══ RECORDED DATA ══
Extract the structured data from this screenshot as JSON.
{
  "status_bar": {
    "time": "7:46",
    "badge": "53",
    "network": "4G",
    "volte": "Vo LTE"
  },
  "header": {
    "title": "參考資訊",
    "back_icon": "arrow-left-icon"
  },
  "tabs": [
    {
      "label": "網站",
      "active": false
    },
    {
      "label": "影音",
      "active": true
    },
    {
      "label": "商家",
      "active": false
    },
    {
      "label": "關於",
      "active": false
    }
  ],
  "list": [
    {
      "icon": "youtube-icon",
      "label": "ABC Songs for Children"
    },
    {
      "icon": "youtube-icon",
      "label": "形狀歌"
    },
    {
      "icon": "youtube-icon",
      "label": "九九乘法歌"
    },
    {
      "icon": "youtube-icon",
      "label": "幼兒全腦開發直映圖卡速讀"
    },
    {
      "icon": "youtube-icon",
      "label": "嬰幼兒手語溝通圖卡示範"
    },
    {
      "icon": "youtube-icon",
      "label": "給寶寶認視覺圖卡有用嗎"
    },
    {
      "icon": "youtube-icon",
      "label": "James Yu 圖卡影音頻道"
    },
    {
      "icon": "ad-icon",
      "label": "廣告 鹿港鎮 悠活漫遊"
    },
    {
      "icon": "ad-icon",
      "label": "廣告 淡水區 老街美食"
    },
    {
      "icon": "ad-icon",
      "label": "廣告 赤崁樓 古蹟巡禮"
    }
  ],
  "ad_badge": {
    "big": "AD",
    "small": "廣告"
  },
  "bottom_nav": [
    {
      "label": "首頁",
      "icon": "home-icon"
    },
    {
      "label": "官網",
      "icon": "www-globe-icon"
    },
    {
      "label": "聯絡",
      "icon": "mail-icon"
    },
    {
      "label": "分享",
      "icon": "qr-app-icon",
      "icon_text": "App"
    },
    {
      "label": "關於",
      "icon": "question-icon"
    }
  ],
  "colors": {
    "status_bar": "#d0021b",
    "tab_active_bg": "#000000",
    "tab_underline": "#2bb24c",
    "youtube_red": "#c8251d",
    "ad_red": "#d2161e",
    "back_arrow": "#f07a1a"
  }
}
═══
→ **REQUIREMENTS**:
Repeat the records above exactly as they appear.

→ **SOLUTION FOR THIS TASK**:
Extract the structured data from this screenshot as JSON.
{
  "status_bar": {
    "time": "7:46",
    "badge": "53",
    "network": "4G",
    "volte": "Vo LTE"
  },
  "header": {
    "title": "參考資訊",
    "back_icon": "arrow-left-icon"
  },
  "tabs": [
    {
      "label": "網站",
      "active": false
    },
    {
      "label": "影音",
      "active": true
    },
    {
      "label": "商家",
      "active": false
    },
    {
      "label": "關於",
      "active": false
    }
  ],
  "list": [
    {
      "icon": "youtube-icon",
      "label": "ABC Songs for Children"
    },
    {
      "icon": "youtube-icon",
      "label": "形狀歌"
    },
    {
      "icon": "youtube-icon",
      "label": "九九乘法歌"
    },
    {
      "icon": "youtube-icon",
      "label": "幼兒全腦開發直映圖卡速讀"
    },
    {
      "icon": "youtube-icon",
      "label": "嬰幼兒手語溝通圖卡示範"
    },
    {
      "icon": "youtube-icon",
      "label": "給寶寶認視覺圖卡有用嗎"
    },
    {
      "icon": "youtube-icon",
      "label": "James Yu 圖卡影音頻道"
    },
    {
      "icon": "ad-icon",
      "label": "廣告 鹿港鎮 悠活漫遊"
    },
    {
      "icon": "ad-icon",
      "label": "廣告 淡水區 老街美食"
    },
    {
      "icon": "ad-icon",
      "label": "廣告 赤崁樓 古蹟巡禮"
    }
  ],
  "ad_badge": {
    "big": "AD",
    "small": "廣告"
  },
  "bottom_nav": [
    {
      "label": "首頁",
      "icon": "home-icon"
    },
    {
      "label": "官網",
      "icon": "www-globe-icon"
    },
    {
      "label": "聯絡",
      "icon": "mail-icon"
    },
    {
      "label": "分享",
      "icon": "qr-app-icon",
      "icon_text": "App"
    },
    {
      "label": "關於",
      "icon": "question-icon"
    }
  ],
  "colors": {
    "status_bar": "#d0021b",
    "tab_active_bg": "#000000",
    "tab_underline": "#2bb24c",
    "youtube_red": "#c8251d",
    "ad_red": "#d2161e",
    "back_arrow": "#f07a1a"
  }
}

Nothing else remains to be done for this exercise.